# What you should do
Give all the lines below again, exactly, with no pictures.

Rows from a figure dataset
+ + + +

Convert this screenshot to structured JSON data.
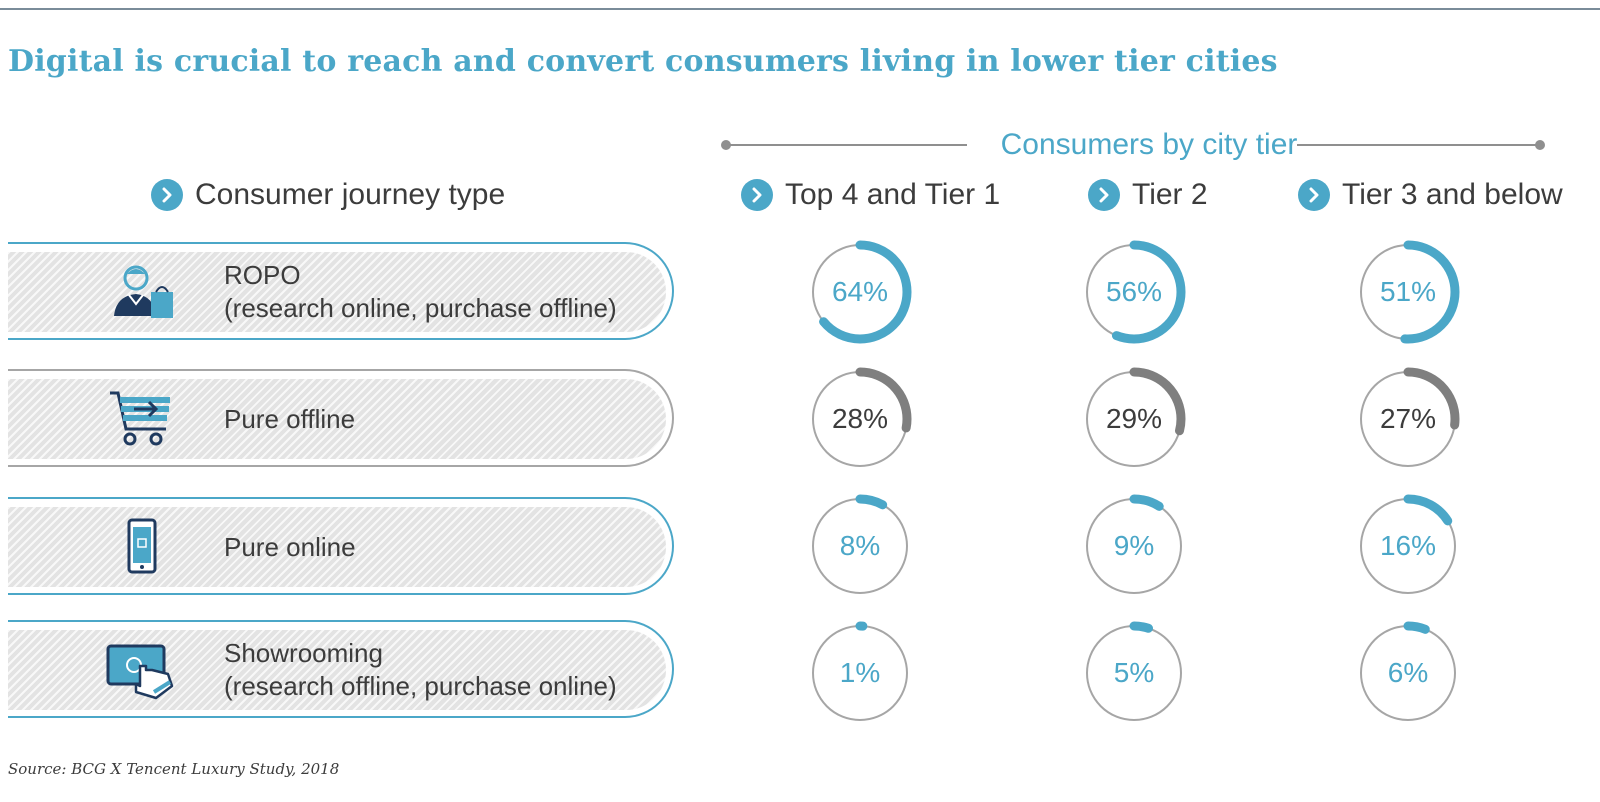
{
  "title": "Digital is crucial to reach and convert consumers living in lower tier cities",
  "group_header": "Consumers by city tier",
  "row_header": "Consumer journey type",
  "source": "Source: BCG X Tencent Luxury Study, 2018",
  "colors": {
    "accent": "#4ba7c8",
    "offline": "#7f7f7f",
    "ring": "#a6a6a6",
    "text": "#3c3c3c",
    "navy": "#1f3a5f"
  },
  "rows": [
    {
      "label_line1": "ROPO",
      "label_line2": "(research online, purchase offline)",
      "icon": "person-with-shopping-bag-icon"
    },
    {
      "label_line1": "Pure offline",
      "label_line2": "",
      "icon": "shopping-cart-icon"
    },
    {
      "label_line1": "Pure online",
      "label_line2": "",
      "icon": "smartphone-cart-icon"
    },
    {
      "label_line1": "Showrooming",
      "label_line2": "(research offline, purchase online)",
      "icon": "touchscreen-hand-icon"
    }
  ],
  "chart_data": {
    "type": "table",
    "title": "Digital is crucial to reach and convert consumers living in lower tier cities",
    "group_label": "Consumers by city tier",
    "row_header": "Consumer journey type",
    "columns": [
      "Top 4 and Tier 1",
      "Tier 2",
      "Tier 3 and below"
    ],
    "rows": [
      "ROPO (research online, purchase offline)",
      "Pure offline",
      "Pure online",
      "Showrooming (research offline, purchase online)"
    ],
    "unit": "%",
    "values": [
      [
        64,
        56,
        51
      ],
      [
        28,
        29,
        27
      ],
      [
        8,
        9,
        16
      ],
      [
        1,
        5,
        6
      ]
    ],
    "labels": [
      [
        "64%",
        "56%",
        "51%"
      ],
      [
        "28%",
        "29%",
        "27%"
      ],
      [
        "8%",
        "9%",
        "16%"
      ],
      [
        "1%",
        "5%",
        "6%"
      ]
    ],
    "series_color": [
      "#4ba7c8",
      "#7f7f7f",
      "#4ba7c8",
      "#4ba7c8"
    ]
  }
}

+ + + +

# Result below
Convert this screenshot to structured JSON data.
{
  "title": "Digital is crucial to reach and convert consumers living in lower tier cities",
  "group_header": "Consumers by city tier",
  "row_header": "Consumer journey type",
  "source": "Source: BCG X Tencent Luxury Study, 2018",
  "colors": {
    "accent": "#4ba7c8",
    "offline": "#7f7f7f",
    "ring": "#a6a6a6",
    "text": "#3c3c3c",
    "navy": "#1f3a5f"
  },
  "rows": [
    {
      "label_line1": "ROPO",
      "label_line2": "(research online, purchase offline)",
      "icon": "person-with-shopping-bag-icon"
    },
    {
      "label_line1": "Pure offline",
      "label_line2": "",
      "icon": "shopping-cart-icon"
    },
    {
      "label_line1": "Pure online",
      "label_line2": "",
      "icon": "smartphone-cart-icon"
    },
    {
      "label_line1": "Showrooming",
      "label_line2": "(research offline, purchase online)",
      "icon": "touchscreen-hand-icon"
    }
  ],
  "chart_data": {
    "type": "table",
    "title": "Digital is crucial to reach and convert consumers living in lower tier cities",
    "group_label": "Consumers by city tier",
    "row_header": "Consumer journey type",
    "columns": [
      "Top 4 and Tier 1",
      "Tier 2",
      "Tier 3 and below"
    ],
    "rows": [
      "ROPO (research online, purchase offline)",
      "Pure offline",
      "Pure online",
      "Showrooming (research offline, purchase online)"
    ],
    "unit": "%",
    "values": [
      [
        64,
        56,
        51
      ],
      [
        28,
        29,
        27
      ],
      [
        8,
        9,
        16
      ],
      [
        1,
        5,
        6
      ]
    ],
    "labels": [
      [
        "64%",
        "56%",
        "51%"
      ],
      [
        "28%",
        "29%",
        "27%"
      ],
      [
        "8%",
        "9%",
        "16%"
      ],
      [
        "1%",
        "5%",
        "6%"
      ]
    ],
    "series_color": [
      "#4ba7c8",
      "#7f7f7f",
      "#4ba7c8",
      "#4ba7c8"
    ]
  }
}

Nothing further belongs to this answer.